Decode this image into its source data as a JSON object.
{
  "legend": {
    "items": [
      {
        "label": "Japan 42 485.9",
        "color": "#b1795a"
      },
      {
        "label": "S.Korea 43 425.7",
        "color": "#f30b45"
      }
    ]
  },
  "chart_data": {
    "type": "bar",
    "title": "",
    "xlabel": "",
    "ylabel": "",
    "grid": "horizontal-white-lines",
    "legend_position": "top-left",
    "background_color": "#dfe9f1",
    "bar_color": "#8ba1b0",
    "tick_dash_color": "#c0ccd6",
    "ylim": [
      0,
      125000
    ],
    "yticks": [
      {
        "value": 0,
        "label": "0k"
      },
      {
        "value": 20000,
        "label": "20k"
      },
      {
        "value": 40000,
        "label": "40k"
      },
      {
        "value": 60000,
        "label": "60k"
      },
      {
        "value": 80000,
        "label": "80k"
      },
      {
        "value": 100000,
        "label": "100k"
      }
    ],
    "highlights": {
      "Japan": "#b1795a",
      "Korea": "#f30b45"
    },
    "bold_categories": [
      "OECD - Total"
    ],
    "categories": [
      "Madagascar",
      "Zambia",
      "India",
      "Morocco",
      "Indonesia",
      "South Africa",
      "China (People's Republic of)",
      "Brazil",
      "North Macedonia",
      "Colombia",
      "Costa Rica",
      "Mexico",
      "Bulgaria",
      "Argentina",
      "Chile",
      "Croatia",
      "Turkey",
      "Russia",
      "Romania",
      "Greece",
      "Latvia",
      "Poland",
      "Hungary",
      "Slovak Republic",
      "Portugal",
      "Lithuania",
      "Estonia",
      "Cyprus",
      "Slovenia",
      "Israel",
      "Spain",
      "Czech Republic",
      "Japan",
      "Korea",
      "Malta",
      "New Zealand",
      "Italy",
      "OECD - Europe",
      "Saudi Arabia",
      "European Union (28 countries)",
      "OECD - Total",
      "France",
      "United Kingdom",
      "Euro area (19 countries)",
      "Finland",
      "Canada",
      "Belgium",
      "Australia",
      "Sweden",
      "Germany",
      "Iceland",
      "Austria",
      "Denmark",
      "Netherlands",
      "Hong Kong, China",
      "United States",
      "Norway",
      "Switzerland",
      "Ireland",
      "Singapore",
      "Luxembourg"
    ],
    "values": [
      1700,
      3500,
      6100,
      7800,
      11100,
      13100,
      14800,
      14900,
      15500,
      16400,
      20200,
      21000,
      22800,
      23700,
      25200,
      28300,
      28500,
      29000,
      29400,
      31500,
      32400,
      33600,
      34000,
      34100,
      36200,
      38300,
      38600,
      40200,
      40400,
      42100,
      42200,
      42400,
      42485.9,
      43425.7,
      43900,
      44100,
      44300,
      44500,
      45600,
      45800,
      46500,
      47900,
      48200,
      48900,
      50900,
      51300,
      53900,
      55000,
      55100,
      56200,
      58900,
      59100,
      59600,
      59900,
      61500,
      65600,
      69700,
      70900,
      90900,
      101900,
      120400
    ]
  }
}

[Problem to work on] Copy out every entry again, exactly as it was given.

[Reply]
Decode this image into its source data as a JSON object.
{
  "legend": {
    "items": [
      {
        "label": "Japan 42 485.9",
        "color": "#b1795a"
      },
      {
        "label": "S.Korea 43 425.7",
        "color": "#f30b45"
      }
    ]
  },
  "chart_data": {
    "type": "bar",
    "title": "",
    "xlabel": "",
    "ylabel": "",
    "grid": "horizontal-white-lines",
    "legend_position": "top-left",
    "background_color": "#dfe9f1",
    "bar_color": "#8ba1b0",
    "tick_dash_color": "#c0ccd6",
    "ylim": [
      0,
      125000
    ],
    "yticks": [
      {
        "value": 0,
        "label": "0k"
      },
      {
        "value": 20000,
        "label": "20k"
      },
      {
        "value": 40000,
        "label": "40k"
      },
      {
        "value": 60000,
        "label": "60k"
      },
      {
        "value": 80000,
        "label": "80k"
      },
      {
        "value": 100000,
        "label": "100k"
      }
    ],
    "highlights": {
      "Japan": "#b1795a",
      "Korea": "#f30b45"
    },
    "bold_categories": [
      "OECD - Total"
    ],
    "categories": [
      "Madagascar",
      "Zambia",
      "India",
      "Morocco",
      "Indonesia",
      "South Africa",
      "China (People's Republic of)",
      "Brazil",
      "North Macedonia",
      "Colombia",
      "Costa Rica",
      "Mexico",
      "Bulgaria",
      "Argentina",
      "Chile",
      "Croatia",
      "Turkey",
      "Russia",
      "Romania",
      "Greece",
      "Latvia",
      "Poland",
      "Hungary",
      "Slovak Republic",
      "Portugal",
      "Lithuania",
      "Estonia",
      "Cyprus",
      "Slovenia",
      "Israel",
      "Spain",
      "Czech Republic",
      "Japan",
      "Korea",
      "Malta",
      "New Zealand",
      "Italy",
      "OECD - Europe",
      "Saudi Arabia",
      "European Union (28 countries)",
      "OECD - Total",
      "France",
      "United Kingdom",
      "Euro area (19 countries)",
      "Finland",
      "Canada",
      "Belgium",
      "Australia",
      "Sweden",
      "Germany",
      "Iceland",
      "Austria",
      "Denmark",
      "Netherlands",
      "Hong Kong, China",
      "United States",
      "Norway",
      "Switzerland",
      "Ireland",
      "Singapore",
      "Luxembourg"
    ],
    "values": [
      1700,
      3500,
      6100,
      7800,
      11100,
      13100,
      14800,
      14900,
      15500,
      16400,
      20200,
      21000,
      22800,
      23700,
      25200,
      28300,
      28500,
      29000,
      29400,
      31500,
      32400,
      33600,
      34000,
      34100,
      36200,
      38300,
      38600,
      40200,
      40400,
      42100,
      42200,
      42400,
      42485.9,
      43425.7,
      43900,
      44100,
      44300,
      44500,
      45600,
      45800,
      46500,
      47900,
      48200,
      48900,
      50900,
      51300,
      53900,
      55000,
      55100,
      56200,
      58900,
      59100,
      59600,
      59900,
      61500,
      65600,
      69700,
      70900,
      90900,
      101900,
      120400
    ]
  }
}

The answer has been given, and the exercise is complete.